> Problem to work on
Give only the number of lines that include the string "name".

> Data rows
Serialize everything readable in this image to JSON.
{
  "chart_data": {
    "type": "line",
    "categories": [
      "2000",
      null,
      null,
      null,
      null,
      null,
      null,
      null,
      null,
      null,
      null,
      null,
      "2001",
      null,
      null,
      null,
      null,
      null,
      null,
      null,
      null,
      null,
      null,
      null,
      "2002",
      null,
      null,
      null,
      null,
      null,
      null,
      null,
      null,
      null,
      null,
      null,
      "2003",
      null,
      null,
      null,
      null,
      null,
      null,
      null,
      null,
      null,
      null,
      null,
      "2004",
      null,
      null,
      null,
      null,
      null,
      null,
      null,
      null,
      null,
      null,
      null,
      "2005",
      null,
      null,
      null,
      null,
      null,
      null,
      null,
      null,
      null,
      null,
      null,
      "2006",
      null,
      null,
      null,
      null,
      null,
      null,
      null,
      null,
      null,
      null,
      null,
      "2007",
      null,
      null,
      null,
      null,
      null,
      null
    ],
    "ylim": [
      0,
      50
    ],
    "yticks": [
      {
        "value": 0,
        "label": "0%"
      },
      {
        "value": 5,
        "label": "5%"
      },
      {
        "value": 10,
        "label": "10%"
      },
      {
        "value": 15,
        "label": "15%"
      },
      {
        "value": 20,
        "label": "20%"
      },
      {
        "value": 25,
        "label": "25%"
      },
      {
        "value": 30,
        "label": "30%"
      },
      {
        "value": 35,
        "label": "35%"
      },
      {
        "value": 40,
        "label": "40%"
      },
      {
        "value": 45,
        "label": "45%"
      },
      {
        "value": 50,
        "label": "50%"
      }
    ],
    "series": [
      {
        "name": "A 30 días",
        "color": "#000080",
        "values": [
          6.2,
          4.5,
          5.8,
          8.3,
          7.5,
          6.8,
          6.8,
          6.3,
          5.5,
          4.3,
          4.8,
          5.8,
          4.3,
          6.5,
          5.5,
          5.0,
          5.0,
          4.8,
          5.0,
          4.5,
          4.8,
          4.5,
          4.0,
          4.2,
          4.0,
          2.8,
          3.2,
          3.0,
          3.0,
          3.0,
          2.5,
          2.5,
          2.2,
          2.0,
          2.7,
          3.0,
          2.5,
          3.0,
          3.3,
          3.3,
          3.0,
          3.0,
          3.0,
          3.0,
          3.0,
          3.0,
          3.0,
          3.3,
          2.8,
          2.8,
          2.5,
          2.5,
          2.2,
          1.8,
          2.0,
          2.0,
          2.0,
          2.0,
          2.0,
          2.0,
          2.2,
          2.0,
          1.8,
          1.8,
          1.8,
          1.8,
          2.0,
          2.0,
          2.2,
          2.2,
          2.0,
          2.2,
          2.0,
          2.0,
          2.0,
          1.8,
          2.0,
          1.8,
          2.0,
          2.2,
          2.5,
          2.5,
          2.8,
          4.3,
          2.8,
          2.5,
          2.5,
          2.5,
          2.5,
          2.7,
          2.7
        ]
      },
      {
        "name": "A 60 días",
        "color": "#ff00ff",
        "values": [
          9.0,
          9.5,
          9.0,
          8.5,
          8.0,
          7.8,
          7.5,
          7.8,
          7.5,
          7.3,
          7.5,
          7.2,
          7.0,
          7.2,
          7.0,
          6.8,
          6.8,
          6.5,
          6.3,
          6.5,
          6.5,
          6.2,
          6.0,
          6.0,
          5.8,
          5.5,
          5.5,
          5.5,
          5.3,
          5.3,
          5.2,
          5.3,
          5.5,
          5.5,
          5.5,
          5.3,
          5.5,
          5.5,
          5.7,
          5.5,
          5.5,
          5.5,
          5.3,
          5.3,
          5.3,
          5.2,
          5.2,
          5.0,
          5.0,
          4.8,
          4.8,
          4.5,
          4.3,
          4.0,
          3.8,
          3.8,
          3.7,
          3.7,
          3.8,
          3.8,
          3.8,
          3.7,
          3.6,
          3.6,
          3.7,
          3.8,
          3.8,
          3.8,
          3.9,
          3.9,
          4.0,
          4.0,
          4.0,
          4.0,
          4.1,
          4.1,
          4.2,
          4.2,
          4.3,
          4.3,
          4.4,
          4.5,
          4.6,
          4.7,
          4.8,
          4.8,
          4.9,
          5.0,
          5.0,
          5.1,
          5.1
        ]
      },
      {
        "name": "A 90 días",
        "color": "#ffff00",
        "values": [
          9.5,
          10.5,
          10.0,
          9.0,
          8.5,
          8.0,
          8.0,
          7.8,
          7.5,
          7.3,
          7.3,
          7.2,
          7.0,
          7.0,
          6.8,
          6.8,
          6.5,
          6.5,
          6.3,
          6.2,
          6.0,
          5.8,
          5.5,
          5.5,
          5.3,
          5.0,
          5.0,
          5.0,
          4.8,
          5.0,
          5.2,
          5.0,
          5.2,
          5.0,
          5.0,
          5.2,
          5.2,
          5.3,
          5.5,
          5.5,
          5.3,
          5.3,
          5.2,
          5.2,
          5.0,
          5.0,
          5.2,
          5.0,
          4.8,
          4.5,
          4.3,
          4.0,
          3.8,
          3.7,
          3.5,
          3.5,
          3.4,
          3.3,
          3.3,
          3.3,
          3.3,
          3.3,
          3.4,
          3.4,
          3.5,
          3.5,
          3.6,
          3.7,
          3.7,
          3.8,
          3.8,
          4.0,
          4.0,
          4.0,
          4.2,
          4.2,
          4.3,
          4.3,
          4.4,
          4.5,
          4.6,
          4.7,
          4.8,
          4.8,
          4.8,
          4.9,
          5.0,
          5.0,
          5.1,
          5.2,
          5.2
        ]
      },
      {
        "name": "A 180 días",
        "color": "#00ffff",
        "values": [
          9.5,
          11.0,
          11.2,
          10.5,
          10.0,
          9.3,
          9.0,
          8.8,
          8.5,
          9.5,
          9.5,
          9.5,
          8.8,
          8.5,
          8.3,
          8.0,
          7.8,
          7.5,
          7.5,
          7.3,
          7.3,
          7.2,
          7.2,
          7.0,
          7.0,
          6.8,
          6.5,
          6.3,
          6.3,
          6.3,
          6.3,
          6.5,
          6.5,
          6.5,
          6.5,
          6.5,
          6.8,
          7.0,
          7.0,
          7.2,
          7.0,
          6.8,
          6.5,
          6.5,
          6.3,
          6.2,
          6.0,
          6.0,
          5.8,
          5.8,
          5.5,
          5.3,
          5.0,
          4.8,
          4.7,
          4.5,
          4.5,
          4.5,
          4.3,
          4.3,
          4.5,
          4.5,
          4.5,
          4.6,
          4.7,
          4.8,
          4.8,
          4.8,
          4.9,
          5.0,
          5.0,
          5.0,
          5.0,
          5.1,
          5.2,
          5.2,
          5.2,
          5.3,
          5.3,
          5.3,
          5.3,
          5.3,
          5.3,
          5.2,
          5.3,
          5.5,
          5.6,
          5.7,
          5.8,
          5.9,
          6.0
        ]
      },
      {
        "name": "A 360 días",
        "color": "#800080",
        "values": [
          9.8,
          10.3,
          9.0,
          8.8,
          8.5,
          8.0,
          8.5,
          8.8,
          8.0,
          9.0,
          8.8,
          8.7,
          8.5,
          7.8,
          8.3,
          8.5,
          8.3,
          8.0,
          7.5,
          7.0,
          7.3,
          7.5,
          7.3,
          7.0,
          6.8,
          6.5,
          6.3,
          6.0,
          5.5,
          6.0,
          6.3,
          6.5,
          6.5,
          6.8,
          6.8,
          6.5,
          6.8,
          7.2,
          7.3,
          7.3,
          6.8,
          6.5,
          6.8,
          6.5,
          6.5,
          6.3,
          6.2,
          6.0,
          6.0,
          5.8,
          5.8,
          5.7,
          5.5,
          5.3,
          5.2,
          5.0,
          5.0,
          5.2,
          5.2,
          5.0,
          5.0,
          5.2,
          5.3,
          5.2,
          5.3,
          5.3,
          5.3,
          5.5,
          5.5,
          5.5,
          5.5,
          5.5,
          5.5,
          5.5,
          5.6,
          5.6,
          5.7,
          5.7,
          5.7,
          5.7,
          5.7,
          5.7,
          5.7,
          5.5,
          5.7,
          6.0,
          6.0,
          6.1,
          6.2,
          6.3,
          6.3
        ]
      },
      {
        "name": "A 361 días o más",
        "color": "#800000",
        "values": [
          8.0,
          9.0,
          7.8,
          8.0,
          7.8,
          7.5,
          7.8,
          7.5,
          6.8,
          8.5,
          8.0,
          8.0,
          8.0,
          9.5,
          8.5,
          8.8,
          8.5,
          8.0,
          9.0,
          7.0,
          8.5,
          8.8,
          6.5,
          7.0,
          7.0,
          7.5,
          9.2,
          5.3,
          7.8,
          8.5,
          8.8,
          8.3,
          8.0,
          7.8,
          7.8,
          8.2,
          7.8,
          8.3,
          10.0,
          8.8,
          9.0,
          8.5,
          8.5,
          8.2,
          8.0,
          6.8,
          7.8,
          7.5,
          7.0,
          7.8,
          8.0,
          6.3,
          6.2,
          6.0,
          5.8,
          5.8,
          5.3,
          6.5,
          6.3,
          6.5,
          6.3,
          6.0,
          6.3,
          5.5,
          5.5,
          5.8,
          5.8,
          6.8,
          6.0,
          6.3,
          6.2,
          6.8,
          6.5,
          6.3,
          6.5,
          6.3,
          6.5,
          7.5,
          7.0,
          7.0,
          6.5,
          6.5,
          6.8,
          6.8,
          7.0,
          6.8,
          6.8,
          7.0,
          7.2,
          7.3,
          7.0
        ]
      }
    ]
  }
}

> Finished answer
6